• **OBJECTIVE**:
What is needed here is an exact copy of every entry.

Extracted data entries:
# # # # #
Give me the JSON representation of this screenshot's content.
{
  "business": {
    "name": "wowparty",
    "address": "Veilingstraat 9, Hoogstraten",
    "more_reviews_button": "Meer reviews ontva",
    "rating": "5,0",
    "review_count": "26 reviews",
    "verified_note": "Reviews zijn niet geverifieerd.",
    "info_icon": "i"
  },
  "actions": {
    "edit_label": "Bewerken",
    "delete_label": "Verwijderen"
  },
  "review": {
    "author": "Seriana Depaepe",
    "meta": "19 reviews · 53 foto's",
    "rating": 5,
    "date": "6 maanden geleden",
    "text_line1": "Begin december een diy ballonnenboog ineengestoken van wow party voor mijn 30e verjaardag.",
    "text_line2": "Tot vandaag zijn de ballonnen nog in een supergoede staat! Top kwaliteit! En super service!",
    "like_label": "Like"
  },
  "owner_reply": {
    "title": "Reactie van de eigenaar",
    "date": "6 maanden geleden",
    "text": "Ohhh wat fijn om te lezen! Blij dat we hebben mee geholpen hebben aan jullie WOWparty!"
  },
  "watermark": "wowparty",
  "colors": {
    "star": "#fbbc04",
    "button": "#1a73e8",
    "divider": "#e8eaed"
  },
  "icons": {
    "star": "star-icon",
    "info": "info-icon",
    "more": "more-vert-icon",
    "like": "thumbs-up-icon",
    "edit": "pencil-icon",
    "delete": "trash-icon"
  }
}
# # # # #
• **THE ANSWER**:
Give me the JSON representation of this screenshot's content.
{
  "business": {
    "name": "wowparty",
    "address": "Veilingstraat 9, Hoogstraten",
    "more_reviews_button": "Meer reviews ontva",
    "rating": "5,0",
    "review_count": "26 reviews",
    "verified_note": "Reviews zijn niet geverifieerd.",
    "info_icon": "i"
  },
  "actions": {
    "edit_label": "Bewerken",
    "delete_label": "Verwijderen"
  },
  "review": {
    "author": "Seriana Depaepe",
    "meta": "19 reviews · 53 foto's",
    "rating": 5,
    "date": "6 maanden geleden",
    "text_line1": "Begin december een diy ballonnenboog ineengestoken van wow party voor mijn 30e verjaardag.",
    "text_line2": "Tot vandaag zijn de ballonnen nog in een supergoede staat! Top kwaliteit! En super service!",
    "like_label": "Like"
  },
  "owner_reply": {
    "title": "Reactie van de eigenaar",
    "date": "6 maanden geleden",
    "text": "Ohhh wat fijn om te lezen! Blij dat we hebben mee geholpen hebben aan jullie WOWparty!"
  },
  "watermark": "wowparty",
  "colors": {
    "star": "#fbbc04",
    "button": "#1a73e8",
    "divider": "#e8eaed"
  },
  "icons": {
    "star": "star-icon",
    "info": "info-icon",
    "more": "more-vert-icon",
    "like": "thumbs-up-icon",
    "edit": "pencil-icon",
    "delete": "trash-icon"
  }
}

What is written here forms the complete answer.